### [Problem statement]
Count the lines in the entries below that include the word "text". Give nothing but the number.

Start Supplied material

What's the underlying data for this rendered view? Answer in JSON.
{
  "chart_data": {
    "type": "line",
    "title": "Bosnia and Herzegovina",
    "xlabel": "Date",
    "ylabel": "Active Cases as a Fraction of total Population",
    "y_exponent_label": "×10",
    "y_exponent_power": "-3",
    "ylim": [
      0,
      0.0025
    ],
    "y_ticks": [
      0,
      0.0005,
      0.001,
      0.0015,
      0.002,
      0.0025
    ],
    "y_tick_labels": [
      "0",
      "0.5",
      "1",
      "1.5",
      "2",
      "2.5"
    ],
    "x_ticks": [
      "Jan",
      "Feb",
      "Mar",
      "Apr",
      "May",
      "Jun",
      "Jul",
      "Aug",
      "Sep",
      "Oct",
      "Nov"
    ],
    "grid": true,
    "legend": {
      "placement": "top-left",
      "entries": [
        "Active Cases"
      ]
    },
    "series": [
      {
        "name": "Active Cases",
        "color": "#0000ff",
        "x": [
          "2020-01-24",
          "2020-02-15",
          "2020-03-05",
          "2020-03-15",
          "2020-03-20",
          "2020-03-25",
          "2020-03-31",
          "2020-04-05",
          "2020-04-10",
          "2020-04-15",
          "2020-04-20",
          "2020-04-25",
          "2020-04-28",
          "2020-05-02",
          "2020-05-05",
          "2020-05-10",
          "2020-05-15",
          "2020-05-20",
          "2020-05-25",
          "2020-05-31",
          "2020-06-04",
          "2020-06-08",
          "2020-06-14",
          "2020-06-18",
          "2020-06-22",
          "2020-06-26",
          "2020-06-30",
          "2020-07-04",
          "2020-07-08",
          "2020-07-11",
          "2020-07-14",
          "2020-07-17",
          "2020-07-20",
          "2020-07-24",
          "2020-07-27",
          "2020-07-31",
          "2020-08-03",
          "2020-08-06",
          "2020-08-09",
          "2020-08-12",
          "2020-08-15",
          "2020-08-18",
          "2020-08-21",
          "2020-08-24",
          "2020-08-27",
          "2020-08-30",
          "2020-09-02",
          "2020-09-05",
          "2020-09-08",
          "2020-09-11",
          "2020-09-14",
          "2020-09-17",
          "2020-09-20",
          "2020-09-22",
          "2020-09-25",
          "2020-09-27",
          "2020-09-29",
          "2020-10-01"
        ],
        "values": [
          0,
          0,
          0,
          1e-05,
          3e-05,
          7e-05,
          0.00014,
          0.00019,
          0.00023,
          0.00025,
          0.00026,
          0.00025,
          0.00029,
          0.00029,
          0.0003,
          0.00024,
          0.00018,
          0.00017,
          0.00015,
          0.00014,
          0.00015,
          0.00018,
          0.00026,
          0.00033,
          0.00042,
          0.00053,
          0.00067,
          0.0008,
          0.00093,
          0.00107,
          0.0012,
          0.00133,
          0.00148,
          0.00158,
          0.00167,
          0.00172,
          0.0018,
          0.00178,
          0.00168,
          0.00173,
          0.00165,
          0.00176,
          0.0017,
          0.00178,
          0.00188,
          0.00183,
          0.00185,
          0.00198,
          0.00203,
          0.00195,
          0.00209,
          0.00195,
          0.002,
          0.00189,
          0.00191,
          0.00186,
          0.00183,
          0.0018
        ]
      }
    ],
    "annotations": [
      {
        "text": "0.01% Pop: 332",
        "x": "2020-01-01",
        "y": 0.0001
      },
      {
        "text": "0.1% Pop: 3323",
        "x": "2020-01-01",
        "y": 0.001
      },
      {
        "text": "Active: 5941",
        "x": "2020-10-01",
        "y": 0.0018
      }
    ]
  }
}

End Supplied material

### [Response below]
3